Excerpt from a dataset:

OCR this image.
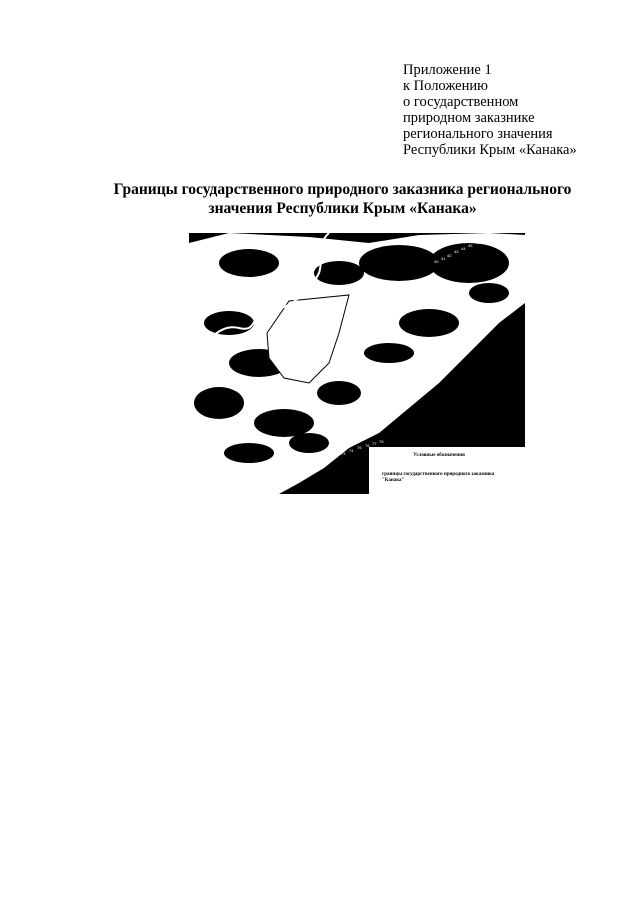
Приложение 1
к Положению
о государственном
природном заказнике
регионального значения
Республики Крым «Канака»
Границы государственного природного заказника регионального
значения Республики Крым «Канака»
39
37
40
41
42
43
44
45
46
48
78
77
76
75
74
73
72
71
70
69
68
67
66
Условные обозначения
границы государственного природного заказника
"Канака"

→ **What is asked**: Looking at the data above, show all lines where the word "Республики" occurs.

→ **Task answer**:
Республики Крым «Канака»
значения Республики Крым «Канака»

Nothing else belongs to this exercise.